JOB - Your task is to copy the listing exactly, with the pictures left out.

Dataset items:
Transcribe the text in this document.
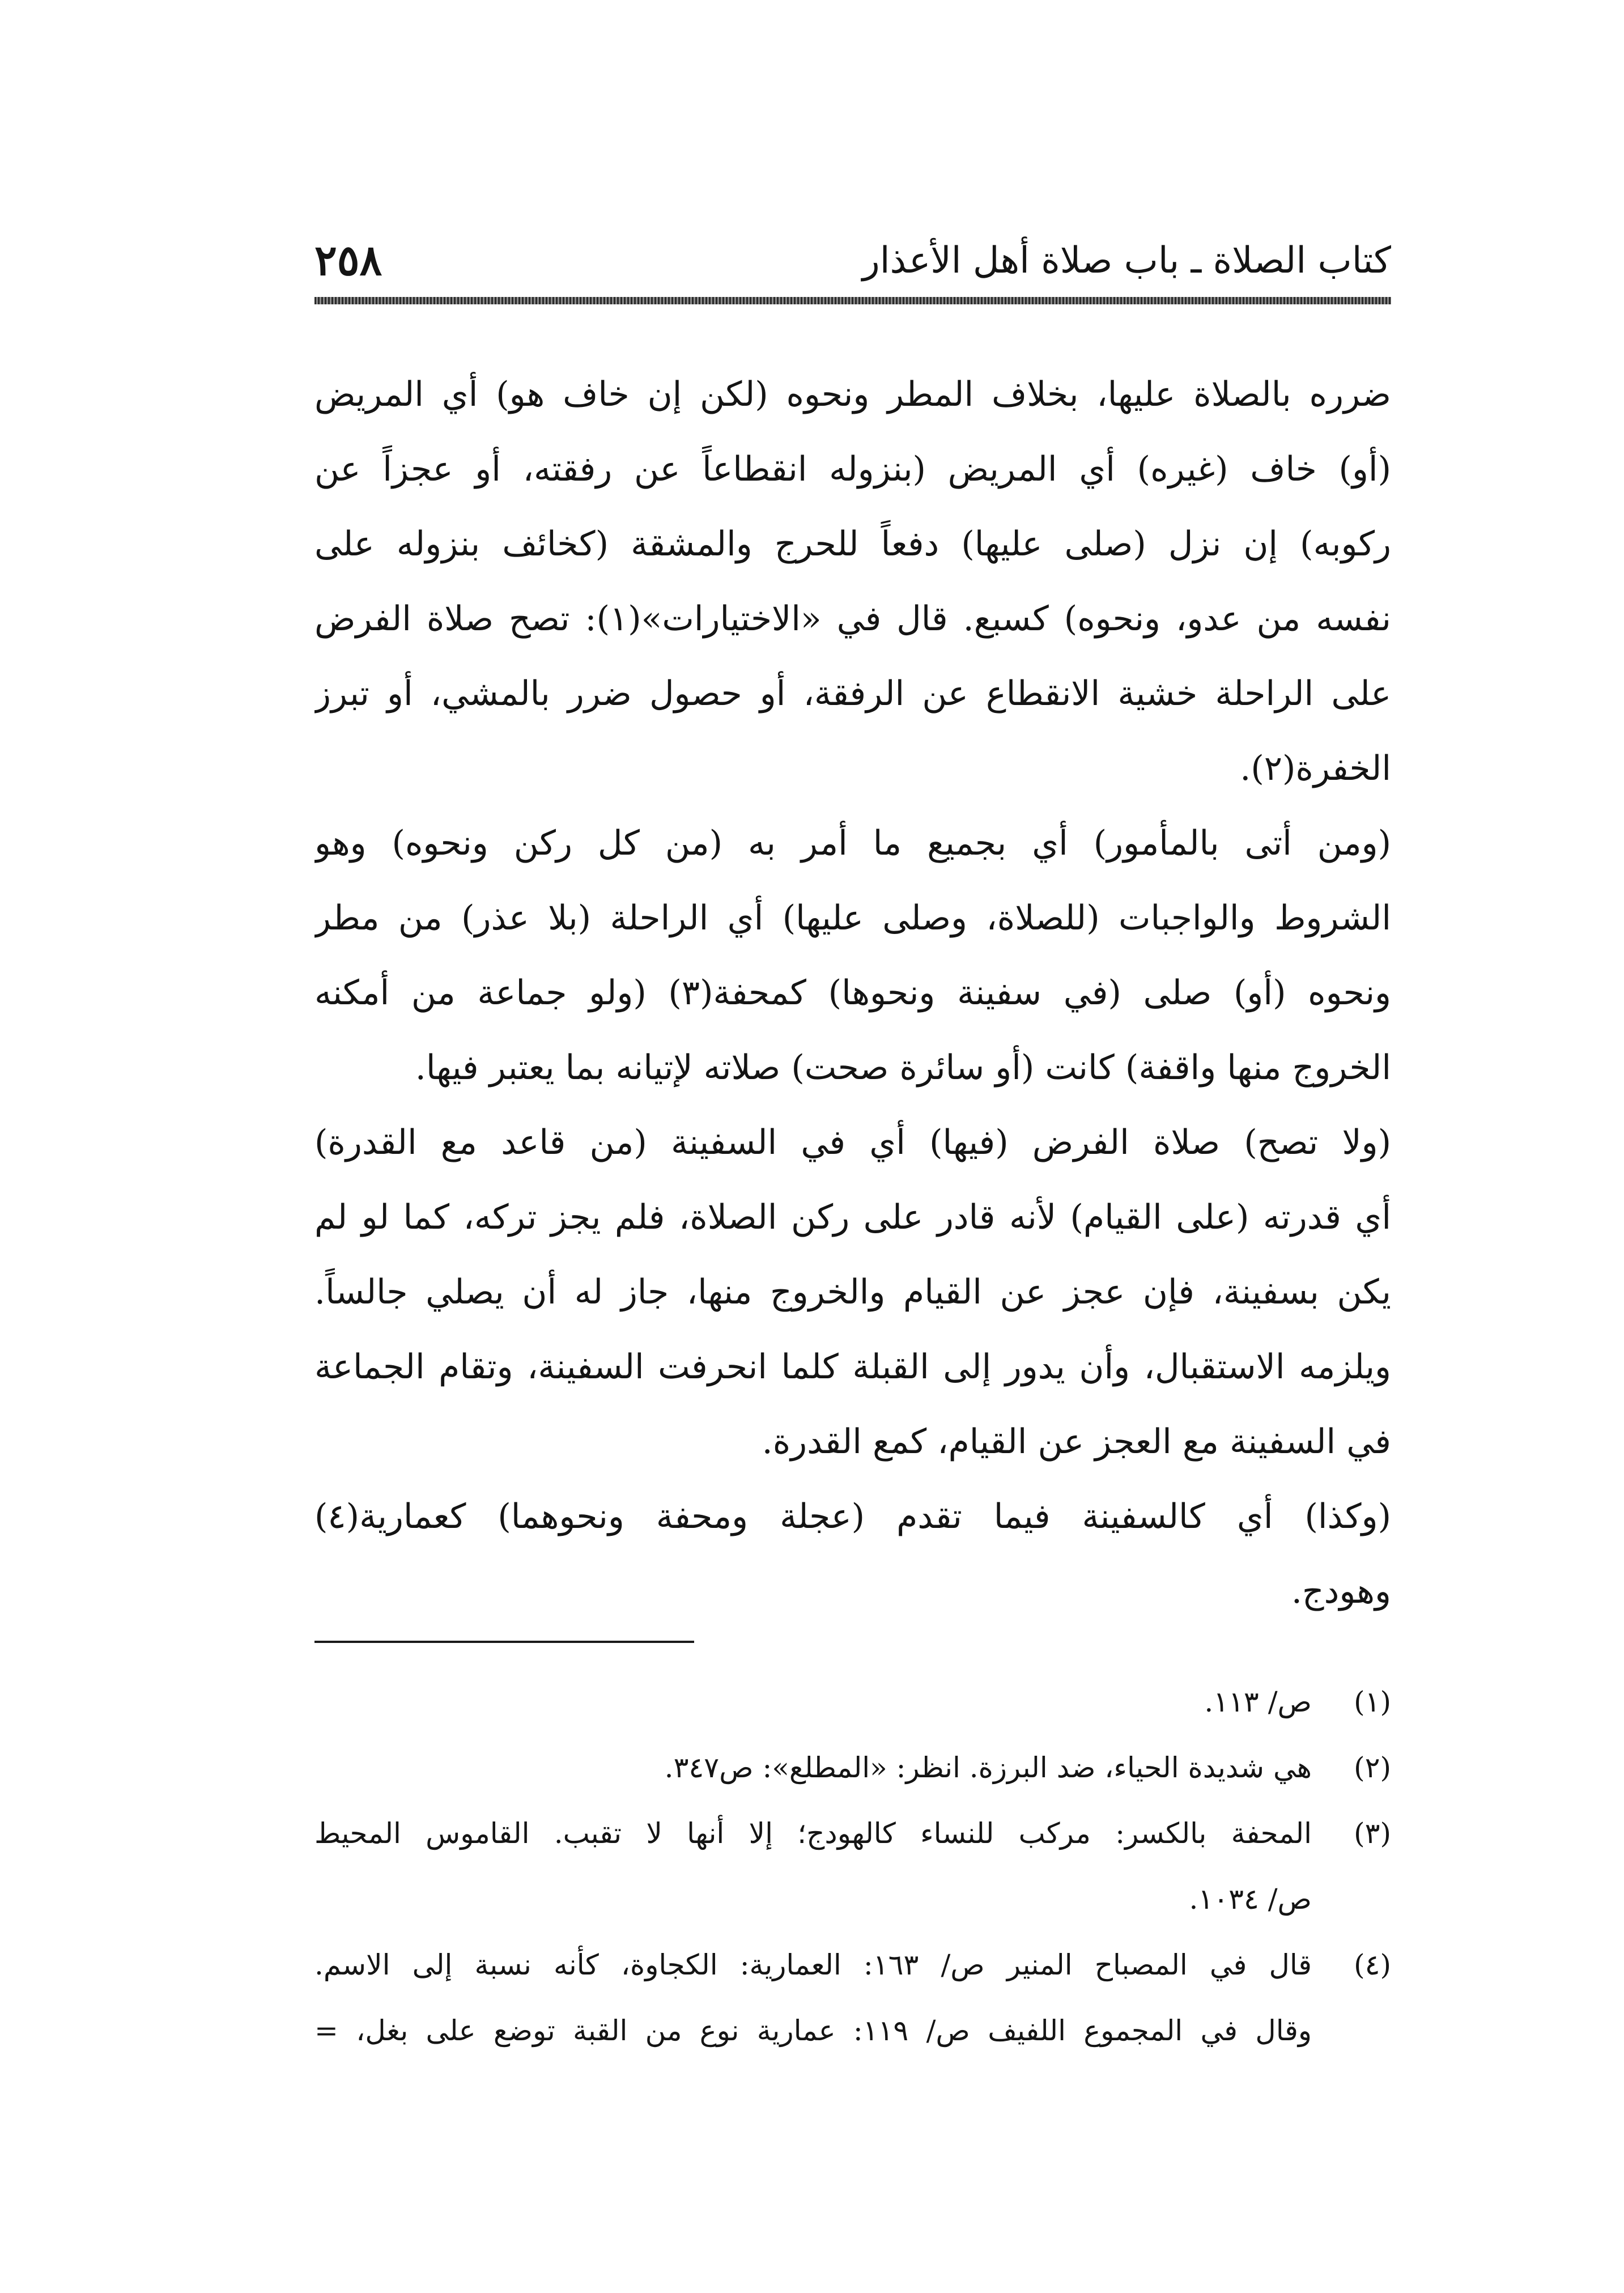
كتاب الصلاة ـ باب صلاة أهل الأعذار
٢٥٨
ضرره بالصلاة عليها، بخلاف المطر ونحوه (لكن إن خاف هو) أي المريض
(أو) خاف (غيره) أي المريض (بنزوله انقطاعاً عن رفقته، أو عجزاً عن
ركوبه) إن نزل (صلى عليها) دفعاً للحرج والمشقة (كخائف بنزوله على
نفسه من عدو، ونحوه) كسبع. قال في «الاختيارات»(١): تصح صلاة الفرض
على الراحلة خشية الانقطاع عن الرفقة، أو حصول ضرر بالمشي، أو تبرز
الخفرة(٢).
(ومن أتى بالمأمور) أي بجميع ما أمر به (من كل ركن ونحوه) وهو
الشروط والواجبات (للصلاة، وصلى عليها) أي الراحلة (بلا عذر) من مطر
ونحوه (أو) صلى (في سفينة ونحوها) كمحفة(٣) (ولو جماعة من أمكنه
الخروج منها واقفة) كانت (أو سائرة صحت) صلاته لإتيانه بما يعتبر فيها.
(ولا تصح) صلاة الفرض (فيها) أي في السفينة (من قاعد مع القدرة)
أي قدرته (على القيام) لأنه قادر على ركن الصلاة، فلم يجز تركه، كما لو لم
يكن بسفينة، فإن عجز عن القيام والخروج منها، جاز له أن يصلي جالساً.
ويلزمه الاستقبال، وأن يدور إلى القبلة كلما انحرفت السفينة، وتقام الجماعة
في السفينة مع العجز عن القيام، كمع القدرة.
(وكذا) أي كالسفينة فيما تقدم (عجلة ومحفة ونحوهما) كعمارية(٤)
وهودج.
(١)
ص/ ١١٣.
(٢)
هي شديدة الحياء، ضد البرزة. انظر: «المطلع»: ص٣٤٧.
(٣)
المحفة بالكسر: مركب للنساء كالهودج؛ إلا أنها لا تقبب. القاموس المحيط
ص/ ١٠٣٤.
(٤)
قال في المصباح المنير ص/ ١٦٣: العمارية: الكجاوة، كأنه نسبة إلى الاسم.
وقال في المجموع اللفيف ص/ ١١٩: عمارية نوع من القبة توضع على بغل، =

WRITTEN ANSWER -
Transcribe the text in this document.
كتاب الصلاة ـ باب صلاة أهل الأعذار
٢٥٨
ضرره بالصلاة عليها، بخلاف المطر ونحوه (لكن إن خاف هو) أي المريض
(أو) خاف (غيره) أي المريض (بنزوله انقطاعاً عن رفقته، أو عجزاً عن
ركوبه) إن نزل (صلى عليها) دفعاً للحرج والمشقة (كخائف بنزوله على
نفسه من عدو، ونحوه) كسبع. قال في «الاختيارات»(١): تصح صلاة الفرض
على الراحلة خشية الانقطاع عن الرفقة، أو حصول ضرر بالمشي، أو تبرز
الخفرة(٢).
(ومن أتى بالمأمور) أي بجميع ما أمر به (من كل ركن ونحوه) وهو
الشروط والواجبات (للصلاة، وصلى عليها) أي الراحلة (بلا عذر) من مطر
ونحوه (أو) صلى (في سفينة ونحوها) كمحفة(٣) (ولو جماعة من أمكنه
الخروج منها واقفة) كانت (أو سائرة صحت) صلاته لإتيانه بما يعتبر فيها.
(ولا تصح) صلاة الفرض (فيها) أي في السفينة (من قاعد مع القدرة)
أي قدرته (على القيام) لأنه قادر على ركن الصلاة، فلم يجز تركه، كما لو لم
يكن بسفينة، فإن عجز عن القيام والخروج منها، جاز له أن يصلي جالساً.
ويلزمه الاستقبال، وأن يدور إلى القبلة كلما انحرفت السفينة، وتقام الجماعة
في السفينة مع العجز عن القيام، كمع القدرة.
(وكذا) أي كالسفينة فيما تقدم (عجلة ومحفة ونحوهما) كعمارية(٤)
وهودج.
(١)
ص/ ١١٣.
(٢)
هي شديدة الحياء، ضد البرزة. انظر: «المطلع»: ص٣٤٧.
(٣)
المحفة بالكسر: مركب للنساء كالهودج؛ إلا أنها لا تقبب. القاموس المحيط
ص/ ١٠٣٤.
(٤)
قال في المصباح المنير ص/ ١٦٣: العمارية: الكجاوة، كأنه نسبة إلى الاسم.
وقال في المجموع اللفيف ص/ ١١٩: عمارية نوع من القبة توضع على بغل، =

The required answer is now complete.